Give the listing again in full, exactly as written.

## Items
________________
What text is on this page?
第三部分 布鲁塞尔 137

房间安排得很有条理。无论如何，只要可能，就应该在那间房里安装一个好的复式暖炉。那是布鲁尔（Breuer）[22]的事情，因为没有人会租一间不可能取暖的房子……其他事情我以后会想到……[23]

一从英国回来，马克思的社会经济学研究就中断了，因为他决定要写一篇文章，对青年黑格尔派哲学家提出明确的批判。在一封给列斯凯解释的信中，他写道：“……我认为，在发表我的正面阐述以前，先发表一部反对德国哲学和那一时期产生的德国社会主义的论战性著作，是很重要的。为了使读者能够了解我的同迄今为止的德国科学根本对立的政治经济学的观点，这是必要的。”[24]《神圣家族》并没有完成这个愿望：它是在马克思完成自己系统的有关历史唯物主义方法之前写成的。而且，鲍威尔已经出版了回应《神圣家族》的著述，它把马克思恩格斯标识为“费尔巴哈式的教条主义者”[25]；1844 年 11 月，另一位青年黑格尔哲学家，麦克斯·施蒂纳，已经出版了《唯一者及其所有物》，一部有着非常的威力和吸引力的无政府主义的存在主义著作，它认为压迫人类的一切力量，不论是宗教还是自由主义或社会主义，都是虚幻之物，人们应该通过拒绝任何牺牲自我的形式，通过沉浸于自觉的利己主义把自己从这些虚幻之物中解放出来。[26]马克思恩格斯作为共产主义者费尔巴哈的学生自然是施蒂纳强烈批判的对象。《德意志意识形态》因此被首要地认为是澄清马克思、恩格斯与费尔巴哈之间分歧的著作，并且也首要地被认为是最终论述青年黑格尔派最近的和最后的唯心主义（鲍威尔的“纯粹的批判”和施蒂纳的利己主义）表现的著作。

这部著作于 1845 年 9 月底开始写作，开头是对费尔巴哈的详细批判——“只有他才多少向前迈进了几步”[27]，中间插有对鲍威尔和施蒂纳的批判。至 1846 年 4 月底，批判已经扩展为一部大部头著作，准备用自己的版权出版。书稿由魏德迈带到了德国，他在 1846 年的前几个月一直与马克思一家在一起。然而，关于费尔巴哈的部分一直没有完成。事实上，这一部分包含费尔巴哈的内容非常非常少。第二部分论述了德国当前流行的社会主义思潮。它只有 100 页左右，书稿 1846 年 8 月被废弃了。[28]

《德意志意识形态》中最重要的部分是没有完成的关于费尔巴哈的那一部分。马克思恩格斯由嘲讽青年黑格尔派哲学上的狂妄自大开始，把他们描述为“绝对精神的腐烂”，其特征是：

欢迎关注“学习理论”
________________
## Answer to the problem
What text is on this page?
第三部分 布鲁塞尔 137

房间安排得很有条理。无论如何，只要可能，就应该在那间房里安装一个好的复式暖炉。那是布鲁尔（Breuer）[22]的事情，因为没有人会租一间不可能取暖的房子……其他事情我以后会想到……[23]

一从英国回来，马克思的社会经济学研究就中断了，因为他决定要写一篇文章，对青年黑格尔派哲学家提出明确的批判。在一封给列斯凯解释的信中，他写道：“……我认为，在发表我的正面阐述以前，先发表一部反对德国哲学和那一时期产生的德国社会主义的论战性著作，是很重要的。为了使读者能够了解我的同迄今为止的德国科学根本对立的政治经济学的观点，这是必要的。”[24]《神圣家族》并没有完成这个愿望：它是在马克思完成自己系统的有关历史唯物主义方法之前写成的。而且，鲍威尔已经出版了回应《神圣家族》的著述，它把马克思恩格斯标识为“费尔巴哈式的教条主义者”[25]；1844 年 11 月，另一位青年黑格尔哲学家，麦克斯·施蒂纳，已经出版了《唯一者及其所有物》，一部有着非常的威力和吸引力的无政府主义的存在主义著作，它认为压迫人类的一切力量，不论是宗教还是自由主义或社会主义，都是虚幻之物，人们应该通过拒绝任何牺牲自我的形式，通过沉浸于自觉的利己主义把自己从这些虚幻之物中解放出来。[26]马克思恩格斯作为共产主义者费尔巴哈的学生自然是施蒂纳强烈批判的对象。《德意志意识形态》因此被首要地认为是澄清马克思、恩格斯与费尔巴哈之间分歧的著作，并且也首要地被认为是最终论述青年黑格尔派最近的和最后的唯心主义（鲍威尔的“纯粹的批判”和施蒂纳的利己主义）表现的著作。

这部著作于 1845 年 9 月底开始写作，开头是对费尔巴哈的详细批判——“只有他才多少向前迈进了几步”[27]，中间插有对鲍威尔和施蒂纳的批判。至 1846 年 4 月底，批判已经扩展为一部大部头著作，准备用自己的版权出版。书稿由魏德迈带到了德国，他在 1846 年的前几个月一直与马克思一家在一起。然而，关于费尔巴哈的部分一直没有完成。事实上，这一部分包含费尔巴哈的内容非常非常少。第二部分论述了德国当前流行的社会主义思潮。它只有 100 页左右，书稿 1846 年 8 月被废弃了。[28]

《德意志意识形态》中最重要的部分是没有完成的关于费尔巴哈的那一部分。马克思恩格斯由嘲讽青年黑格尔派哲学上的狂妄自大开始，把他们描述为“绝对精神的腐烂”，其特征是：

欢迎关注“学习理论”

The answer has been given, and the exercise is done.